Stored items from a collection
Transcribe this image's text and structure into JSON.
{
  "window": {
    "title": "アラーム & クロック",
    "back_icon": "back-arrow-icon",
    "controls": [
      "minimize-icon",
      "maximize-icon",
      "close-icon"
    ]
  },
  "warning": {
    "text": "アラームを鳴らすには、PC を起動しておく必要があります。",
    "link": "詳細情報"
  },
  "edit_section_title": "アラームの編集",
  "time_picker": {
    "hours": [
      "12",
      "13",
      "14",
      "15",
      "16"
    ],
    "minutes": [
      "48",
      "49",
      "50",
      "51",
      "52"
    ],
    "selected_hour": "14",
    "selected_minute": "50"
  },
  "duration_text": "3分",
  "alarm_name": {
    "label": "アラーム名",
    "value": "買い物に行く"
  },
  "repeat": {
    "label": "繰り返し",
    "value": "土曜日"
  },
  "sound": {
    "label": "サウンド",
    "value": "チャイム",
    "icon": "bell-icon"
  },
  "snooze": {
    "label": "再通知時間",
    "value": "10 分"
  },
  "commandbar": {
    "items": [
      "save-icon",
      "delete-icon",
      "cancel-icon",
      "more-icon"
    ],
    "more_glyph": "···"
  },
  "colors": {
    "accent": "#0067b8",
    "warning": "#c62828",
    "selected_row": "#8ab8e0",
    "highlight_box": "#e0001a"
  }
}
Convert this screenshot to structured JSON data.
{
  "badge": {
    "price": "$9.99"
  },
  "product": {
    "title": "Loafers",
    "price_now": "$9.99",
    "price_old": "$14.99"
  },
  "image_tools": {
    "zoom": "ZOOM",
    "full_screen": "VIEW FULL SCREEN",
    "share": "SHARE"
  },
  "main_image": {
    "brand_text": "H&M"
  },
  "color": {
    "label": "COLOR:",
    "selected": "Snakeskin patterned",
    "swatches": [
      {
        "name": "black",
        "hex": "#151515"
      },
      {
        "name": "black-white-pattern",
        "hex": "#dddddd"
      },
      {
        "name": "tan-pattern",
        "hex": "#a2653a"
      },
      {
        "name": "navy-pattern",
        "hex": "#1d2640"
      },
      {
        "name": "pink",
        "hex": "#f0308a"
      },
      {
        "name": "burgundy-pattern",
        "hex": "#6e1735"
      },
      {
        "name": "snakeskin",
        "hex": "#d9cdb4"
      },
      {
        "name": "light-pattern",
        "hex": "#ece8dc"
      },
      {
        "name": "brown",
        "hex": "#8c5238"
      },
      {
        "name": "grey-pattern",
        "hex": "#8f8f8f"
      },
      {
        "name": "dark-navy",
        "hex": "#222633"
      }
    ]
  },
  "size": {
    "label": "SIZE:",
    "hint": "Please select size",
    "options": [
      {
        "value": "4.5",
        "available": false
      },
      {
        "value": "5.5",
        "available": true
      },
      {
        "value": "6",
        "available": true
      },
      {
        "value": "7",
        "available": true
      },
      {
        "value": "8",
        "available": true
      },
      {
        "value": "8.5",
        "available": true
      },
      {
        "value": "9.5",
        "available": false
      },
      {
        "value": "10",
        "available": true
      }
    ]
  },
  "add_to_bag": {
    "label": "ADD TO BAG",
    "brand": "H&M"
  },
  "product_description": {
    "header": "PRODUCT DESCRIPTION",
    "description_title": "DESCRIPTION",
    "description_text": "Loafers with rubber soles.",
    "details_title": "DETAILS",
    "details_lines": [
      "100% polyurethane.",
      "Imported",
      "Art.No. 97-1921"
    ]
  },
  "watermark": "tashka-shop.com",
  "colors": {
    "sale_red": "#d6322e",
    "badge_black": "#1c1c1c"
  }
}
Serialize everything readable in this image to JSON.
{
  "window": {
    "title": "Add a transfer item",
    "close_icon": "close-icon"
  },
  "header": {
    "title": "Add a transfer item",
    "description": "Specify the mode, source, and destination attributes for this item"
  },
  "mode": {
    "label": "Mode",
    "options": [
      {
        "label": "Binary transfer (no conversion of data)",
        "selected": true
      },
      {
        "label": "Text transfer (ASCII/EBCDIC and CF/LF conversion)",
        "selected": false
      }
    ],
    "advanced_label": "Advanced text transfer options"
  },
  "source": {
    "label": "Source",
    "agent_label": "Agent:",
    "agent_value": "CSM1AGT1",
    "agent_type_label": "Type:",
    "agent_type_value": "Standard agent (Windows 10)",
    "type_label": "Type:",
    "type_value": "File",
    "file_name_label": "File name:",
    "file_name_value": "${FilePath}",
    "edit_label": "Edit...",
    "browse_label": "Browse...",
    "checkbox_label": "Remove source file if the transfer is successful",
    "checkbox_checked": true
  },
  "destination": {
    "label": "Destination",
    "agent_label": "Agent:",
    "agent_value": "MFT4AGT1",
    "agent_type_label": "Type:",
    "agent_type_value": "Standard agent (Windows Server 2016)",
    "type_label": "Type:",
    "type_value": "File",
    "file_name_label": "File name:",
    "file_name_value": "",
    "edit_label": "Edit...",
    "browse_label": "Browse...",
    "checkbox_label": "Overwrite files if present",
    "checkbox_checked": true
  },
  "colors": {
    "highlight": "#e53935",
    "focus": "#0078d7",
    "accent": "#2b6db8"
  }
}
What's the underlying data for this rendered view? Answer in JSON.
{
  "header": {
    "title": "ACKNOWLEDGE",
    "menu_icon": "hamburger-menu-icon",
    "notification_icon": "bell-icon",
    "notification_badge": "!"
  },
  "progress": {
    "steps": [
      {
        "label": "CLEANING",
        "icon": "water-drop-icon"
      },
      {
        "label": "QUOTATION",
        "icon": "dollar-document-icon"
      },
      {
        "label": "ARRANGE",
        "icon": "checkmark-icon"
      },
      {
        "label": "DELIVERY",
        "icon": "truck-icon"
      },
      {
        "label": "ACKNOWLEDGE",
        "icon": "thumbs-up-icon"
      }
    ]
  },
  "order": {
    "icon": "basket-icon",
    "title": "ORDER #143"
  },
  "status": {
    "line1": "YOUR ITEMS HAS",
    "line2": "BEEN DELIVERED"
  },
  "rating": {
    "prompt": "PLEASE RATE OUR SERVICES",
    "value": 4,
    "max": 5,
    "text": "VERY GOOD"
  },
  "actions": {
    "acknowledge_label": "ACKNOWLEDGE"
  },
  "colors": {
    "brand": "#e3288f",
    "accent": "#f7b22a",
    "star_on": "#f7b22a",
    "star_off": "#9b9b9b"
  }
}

» Exercise objective: Where a line holds "Windows", copy that line.

» Exercise answer:
    "agent_type_value": "Standard agent (Windows 10)",
    "agent_type_value": "Standard agent (Windows Server 2016)",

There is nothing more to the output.